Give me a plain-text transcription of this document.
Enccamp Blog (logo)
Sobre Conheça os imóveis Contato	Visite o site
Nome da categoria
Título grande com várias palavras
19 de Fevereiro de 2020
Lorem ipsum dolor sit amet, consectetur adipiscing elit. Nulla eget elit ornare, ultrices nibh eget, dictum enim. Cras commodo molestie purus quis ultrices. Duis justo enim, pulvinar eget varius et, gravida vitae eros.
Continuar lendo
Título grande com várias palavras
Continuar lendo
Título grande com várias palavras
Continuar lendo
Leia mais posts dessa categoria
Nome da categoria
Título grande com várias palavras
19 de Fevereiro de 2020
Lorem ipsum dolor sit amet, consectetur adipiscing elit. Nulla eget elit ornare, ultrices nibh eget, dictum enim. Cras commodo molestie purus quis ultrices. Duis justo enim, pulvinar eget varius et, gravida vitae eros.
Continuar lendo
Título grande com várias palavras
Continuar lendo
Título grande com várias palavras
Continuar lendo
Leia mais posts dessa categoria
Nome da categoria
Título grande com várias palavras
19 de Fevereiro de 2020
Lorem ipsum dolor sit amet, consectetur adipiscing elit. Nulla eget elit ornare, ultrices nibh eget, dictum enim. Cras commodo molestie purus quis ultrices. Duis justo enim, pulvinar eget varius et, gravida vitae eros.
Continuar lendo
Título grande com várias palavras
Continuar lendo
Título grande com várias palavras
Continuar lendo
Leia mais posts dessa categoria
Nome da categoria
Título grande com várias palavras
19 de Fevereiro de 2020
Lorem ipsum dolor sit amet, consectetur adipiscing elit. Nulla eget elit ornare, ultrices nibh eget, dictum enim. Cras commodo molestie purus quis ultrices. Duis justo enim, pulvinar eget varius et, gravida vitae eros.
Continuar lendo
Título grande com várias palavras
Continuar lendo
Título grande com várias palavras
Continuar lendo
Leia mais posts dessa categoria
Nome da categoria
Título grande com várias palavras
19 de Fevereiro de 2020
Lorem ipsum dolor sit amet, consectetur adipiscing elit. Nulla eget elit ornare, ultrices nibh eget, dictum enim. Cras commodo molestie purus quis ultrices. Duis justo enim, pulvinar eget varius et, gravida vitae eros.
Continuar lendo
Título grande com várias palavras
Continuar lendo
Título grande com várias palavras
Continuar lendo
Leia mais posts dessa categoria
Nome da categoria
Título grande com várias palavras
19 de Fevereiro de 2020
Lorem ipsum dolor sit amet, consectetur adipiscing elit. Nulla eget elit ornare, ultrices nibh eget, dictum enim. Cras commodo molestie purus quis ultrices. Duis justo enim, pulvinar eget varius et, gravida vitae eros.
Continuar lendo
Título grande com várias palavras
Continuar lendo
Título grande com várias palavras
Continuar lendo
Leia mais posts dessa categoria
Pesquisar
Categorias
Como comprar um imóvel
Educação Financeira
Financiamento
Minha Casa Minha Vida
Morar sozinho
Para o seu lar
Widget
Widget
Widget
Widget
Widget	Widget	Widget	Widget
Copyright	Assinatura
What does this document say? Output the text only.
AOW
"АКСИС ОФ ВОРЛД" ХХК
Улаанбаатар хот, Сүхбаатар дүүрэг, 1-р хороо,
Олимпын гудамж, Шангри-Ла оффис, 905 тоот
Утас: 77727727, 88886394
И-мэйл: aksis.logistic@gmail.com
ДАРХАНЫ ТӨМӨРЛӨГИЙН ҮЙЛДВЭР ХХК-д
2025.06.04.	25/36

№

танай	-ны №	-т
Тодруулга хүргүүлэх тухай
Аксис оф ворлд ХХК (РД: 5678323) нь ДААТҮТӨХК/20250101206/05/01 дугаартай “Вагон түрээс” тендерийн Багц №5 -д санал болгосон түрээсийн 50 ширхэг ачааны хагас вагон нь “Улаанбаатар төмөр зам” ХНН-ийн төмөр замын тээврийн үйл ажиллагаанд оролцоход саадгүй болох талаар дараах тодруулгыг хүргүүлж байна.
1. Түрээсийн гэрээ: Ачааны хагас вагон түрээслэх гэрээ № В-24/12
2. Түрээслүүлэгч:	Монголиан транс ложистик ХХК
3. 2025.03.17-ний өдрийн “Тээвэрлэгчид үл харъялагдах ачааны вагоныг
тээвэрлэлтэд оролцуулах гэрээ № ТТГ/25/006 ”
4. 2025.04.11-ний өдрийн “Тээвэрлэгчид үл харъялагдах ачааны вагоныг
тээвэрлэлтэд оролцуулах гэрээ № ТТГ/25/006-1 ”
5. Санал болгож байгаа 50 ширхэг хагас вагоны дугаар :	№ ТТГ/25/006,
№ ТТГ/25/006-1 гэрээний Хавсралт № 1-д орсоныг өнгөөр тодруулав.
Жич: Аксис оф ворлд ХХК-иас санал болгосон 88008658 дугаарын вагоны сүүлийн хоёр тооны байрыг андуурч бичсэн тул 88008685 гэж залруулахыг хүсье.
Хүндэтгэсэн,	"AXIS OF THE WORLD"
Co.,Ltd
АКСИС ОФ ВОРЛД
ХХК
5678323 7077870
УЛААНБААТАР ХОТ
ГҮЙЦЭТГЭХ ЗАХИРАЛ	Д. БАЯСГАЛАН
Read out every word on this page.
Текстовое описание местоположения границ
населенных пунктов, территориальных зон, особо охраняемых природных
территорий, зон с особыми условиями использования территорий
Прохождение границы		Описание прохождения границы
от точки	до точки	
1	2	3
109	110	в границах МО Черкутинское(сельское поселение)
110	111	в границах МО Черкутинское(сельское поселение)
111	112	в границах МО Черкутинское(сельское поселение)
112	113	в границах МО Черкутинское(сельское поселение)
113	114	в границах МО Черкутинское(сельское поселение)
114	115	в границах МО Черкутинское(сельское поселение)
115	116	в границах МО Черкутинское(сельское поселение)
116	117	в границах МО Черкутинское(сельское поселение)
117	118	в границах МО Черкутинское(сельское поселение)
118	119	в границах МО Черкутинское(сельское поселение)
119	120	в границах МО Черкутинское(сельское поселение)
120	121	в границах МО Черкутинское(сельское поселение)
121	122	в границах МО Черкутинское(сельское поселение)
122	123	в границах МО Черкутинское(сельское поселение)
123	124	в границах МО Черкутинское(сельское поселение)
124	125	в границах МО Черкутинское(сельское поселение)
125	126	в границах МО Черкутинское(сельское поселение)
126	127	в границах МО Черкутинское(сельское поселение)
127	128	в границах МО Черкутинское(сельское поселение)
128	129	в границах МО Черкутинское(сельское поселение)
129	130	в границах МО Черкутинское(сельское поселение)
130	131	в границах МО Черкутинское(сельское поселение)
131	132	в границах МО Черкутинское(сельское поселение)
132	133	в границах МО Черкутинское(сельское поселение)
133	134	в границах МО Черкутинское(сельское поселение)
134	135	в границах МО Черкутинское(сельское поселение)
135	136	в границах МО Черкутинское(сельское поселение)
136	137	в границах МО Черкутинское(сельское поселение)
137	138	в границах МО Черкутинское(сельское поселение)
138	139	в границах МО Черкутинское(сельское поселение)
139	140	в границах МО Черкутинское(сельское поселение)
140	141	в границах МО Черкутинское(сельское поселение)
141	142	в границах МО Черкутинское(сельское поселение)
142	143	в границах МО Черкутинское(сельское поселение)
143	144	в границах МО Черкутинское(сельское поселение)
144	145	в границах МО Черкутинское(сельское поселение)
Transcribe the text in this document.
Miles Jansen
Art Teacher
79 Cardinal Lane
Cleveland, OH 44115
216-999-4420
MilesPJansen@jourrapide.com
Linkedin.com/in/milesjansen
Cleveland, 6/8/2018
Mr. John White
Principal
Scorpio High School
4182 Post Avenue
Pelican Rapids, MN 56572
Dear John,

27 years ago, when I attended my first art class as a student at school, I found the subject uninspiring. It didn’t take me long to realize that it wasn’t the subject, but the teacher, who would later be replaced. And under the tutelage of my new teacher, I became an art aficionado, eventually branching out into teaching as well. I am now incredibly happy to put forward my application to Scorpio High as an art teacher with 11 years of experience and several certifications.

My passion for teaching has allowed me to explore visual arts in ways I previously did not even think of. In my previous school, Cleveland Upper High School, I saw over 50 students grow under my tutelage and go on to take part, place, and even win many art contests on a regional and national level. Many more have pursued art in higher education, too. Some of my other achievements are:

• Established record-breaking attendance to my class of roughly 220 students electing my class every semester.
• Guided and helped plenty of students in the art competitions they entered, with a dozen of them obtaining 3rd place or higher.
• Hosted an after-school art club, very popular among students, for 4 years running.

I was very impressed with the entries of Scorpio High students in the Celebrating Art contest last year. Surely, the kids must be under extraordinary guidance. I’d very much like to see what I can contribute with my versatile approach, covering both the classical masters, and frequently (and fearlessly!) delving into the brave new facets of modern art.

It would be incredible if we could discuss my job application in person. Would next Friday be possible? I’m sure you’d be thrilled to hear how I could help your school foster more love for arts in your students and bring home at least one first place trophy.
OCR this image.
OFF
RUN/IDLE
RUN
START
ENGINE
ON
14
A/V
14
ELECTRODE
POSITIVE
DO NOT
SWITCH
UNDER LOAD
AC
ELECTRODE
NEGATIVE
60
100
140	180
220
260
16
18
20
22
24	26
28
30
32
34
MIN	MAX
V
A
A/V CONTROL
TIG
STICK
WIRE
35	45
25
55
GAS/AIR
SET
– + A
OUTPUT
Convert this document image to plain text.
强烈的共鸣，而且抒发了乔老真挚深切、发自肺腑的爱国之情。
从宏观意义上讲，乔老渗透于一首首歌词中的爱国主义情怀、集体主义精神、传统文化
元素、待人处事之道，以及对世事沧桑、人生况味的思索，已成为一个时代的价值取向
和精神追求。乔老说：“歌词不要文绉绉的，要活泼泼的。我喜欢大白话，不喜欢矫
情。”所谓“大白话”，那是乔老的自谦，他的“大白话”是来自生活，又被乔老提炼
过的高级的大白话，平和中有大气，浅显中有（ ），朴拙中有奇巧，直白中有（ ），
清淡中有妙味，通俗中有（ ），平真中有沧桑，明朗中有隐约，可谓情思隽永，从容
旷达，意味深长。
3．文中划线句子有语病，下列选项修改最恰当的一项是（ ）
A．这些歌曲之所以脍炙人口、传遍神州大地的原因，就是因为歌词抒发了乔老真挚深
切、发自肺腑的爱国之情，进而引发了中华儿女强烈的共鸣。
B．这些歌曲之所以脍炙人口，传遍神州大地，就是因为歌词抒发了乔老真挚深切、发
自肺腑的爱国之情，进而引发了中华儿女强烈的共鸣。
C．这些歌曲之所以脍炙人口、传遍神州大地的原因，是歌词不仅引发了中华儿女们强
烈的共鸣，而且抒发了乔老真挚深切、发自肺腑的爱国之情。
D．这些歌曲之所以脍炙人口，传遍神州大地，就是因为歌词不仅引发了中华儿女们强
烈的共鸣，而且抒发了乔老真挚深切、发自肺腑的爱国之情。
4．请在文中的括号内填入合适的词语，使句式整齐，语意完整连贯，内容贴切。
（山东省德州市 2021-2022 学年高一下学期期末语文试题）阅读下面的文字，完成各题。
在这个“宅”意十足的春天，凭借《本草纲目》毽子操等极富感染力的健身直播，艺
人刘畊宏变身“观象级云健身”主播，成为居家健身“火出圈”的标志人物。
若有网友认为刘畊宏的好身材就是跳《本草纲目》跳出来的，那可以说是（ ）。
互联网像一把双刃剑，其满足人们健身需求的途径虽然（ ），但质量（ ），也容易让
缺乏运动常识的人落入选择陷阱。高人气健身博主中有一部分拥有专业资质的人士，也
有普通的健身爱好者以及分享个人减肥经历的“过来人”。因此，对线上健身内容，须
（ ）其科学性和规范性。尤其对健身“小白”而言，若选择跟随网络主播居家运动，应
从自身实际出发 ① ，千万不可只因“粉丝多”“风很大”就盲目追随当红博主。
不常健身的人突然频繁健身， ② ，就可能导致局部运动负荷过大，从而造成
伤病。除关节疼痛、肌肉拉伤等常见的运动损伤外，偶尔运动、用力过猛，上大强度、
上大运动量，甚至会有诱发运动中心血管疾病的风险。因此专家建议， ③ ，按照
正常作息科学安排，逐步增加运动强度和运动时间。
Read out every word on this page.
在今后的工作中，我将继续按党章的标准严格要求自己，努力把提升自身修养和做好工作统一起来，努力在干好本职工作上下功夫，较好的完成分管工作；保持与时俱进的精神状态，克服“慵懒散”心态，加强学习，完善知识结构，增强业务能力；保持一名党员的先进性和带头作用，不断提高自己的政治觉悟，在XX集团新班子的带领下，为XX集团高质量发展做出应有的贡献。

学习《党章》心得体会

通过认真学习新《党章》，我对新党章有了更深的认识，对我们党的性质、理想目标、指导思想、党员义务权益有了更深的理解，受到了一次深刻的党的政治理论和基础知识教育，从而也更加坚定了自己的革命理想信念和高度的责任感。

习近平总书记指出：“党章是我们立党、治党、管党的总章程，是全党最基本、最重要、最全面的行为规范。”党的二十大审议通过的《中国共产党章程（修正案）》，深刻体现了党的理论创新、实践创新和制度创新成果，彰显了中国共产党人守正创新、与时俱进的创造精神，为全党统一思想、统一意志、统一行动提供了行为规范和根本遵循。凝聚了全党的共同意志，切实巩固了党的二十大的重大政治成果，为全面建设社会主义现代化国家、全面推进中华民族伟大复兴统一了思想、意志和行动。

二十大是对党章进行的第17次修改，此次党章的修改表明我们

------

* Aim
Pick out and copy the lines of the entries that hold the string "arts".

* Task response
My passion for teaching has allowed me to explore visual arts in ways I previously did not even think of. In my previous school, Cleveland Upper High School, I saw over 50 students grow under my tutelage and go on to take part, place, and even win many art contests on a regional and national level. Many more have pursued art in higher education, too. Some of my other achievements are:
It would be incredible if we could discuss my job application in person. Would next Friday be possible? I’m sure you’d be thrilled to hear how I could help your school foster more love for arts in your students and bring home at least one first place trophy.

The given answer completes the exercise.